## [Recorded data]
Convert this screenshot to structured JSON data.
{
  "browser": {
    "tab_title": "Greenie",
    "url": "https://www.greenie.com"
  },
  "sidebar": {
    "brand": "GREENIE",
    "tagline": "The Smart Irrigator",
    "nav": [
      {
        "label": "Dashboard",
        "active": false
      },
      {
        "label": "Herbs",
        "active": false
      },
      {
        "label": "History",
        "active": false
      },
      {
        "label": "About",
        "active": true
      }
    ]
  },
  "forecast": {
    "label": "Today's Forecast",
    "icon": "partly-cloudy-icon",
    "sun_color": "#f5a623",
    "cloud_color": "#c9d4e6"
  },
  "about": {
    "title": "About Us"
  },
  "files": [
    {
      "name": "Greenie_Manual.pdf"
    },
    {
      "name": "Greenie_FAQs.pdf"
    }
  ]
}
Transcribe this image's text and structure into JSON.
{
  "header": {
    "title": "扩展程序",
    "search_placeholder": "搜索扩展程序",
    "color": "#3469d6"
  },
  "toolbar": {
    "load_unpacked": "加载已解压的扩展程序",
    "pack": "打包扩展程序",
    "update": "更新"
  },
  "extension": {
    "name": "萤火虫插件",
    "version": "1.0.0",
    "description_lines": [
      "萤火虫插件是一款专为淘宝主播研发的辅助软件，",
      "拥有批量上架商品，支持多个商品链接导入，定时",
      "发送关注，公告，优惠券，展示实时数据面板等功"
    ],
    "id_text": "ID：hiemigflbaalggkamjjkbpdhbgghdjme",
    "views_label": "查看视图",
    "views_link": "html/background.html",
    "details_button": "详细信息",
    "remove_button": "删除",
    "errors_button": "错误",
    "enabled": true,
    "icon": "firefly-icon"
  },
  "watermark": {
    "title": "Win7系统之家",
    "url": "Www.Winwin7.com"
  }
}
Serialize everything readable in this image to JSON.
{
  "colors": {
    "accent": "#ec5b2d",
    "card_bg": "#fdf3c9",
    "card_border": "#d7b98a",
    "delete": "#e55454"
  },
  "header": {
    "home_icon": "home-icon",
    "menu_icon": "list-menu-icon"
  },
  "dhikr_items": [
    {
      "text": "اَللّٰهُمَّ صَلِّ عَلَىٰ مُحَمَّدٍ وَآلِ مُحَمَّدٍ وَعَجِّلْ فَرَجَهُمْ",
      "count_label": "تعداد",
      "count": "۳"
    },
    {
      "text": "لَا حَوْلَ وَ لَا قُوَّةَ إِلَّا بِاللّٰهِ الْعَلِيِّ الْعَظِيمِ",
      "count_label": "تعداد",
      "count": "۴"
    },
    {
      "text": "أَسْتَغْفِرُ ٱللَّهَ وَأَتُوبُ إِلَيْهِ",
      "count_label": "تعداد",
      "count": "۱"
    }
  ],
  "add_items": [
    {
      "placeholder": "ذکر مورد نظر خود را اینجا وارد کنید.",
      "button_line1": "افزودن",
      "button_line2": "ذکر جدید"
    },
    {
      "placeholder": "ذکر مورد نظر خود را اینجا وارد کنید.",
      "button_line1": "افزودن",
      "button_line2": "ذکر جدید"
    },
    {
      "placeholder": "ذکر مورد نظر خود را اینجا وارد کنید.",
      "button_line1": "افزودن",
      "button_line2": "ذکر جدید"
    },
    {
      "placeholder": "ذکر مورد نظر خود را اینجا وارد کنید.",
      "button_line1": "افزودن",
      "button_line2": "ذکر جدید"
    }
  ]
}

## [GOAL]
Find each line holding "JSON". Copy it out.

## [RESPONSE]
Convert this screenshot to structured JSON data.
Transcribe this image's text and structure into JSON.
Serialize everything readable in this image to JSON.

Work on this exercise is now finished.